Narrow the data below down to the lines containing "type".

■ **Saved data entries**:
[start]

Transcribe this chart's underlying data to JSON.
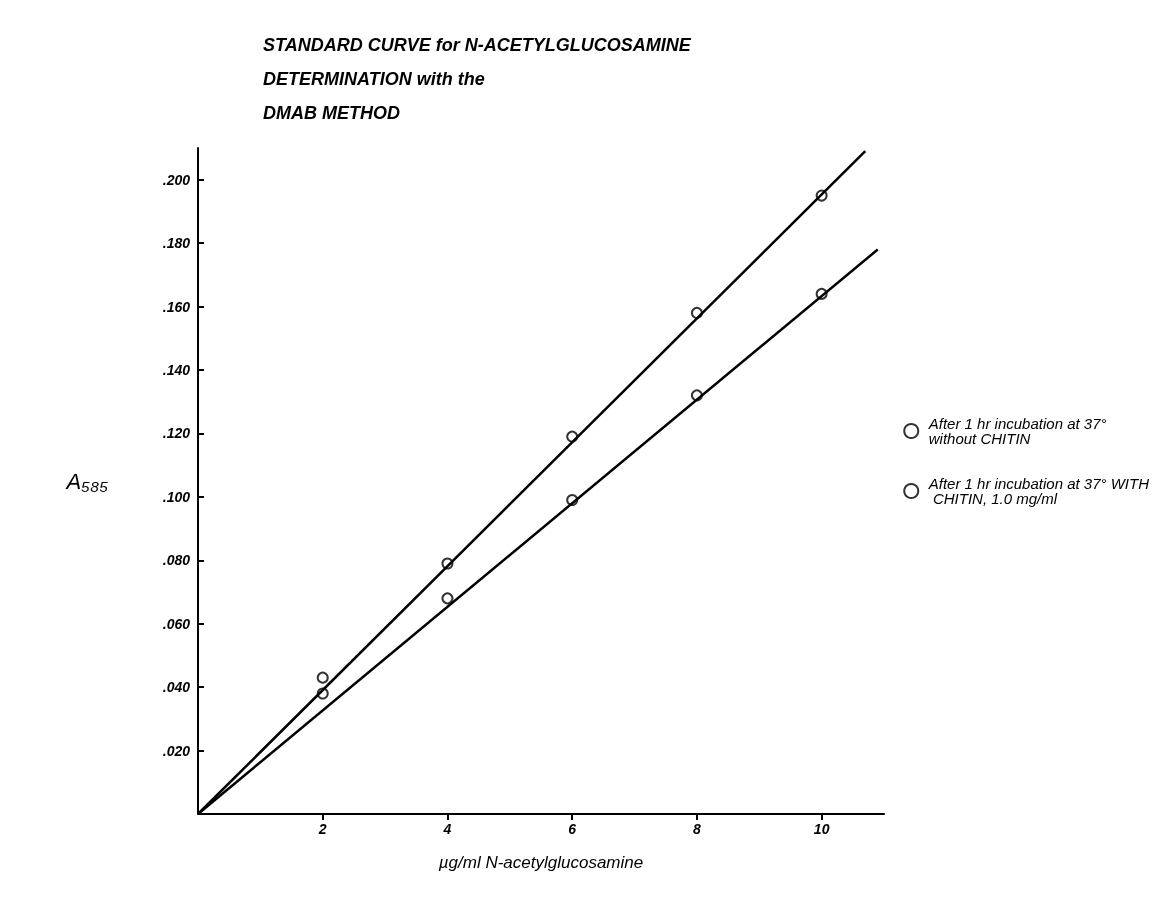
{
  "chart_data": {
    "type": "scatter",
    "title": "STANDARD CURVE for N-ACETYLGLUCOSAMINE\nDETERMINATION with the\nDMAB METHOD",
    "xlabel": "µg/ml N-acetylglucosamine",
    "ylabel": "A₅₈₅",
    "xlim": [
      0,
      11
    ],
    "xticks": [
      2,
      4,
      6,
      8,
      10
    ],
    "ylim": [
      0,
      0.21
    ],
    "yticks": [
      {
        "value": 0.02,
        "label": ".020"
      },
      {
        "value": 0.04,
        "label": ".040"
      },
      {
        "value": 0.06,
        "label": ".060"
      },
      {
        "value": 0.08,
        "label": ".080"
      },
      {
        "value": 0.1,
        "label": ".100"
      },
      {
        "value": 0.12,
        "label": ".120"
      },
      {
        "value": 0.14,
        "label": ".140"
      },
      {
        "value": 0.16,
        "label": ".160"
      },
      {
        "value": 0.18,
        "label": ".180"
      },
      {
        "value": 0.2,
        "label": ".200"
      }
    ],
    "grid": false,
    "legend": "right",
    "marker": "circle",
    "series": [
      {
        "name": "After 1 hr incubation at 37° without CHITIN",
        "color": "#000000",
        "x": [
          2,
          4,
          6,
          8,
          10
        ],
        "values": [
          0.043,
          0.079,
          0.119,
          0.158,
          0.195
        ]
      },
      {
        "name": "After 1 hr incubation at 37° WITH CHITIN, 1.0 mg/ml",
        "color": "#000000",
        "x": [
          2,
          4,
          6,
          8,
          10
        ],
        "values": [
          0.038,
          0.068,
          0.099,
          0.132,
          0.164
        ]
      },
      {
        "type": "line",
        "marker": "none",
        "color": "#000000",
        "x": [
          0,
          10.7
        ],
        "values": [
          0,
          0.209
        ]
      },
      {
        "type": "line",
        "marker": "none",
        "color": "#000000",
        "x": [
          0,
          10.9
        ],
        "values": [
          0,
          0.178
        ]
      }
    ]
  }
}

[end]
[start]

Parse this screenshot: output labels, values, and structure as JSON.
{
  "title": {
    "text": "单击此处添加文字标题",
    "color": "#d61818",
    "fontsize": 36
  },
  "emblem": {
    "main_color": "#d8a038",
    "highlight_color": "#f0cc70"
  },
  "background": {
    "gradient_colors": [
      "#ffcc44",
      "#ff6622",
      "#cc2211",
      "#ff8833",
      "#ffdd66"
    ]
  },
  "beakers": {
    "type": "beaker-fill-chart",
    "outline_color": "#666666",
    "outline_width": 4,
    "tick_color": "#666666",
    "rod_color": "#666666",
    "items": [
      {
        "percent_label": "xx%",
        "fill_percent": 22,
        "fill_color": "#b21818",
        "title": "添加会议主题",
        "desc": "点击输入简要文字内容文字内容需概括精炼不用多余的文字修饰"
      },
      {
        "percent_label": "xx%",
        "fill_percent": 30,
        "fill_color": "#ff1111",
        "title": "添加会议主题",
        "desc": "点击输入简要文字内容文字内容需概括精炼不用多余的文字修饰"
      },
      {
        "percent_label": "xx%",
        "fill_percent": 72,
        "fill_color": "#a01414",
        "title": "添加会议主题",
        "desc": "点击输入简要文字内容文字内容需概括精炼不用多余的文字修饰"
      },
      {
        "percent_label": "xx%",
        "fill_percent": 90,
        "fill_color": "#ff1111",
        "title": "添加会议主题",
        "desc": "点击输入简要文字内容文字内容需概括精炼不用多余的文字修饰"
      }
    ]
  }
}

[end]

■ **ANSWER TO THIS PROBLEM**:
    "type": "scatter",
        "type": "line",
        "type": "line",
    "type": "beaker-fill-chart",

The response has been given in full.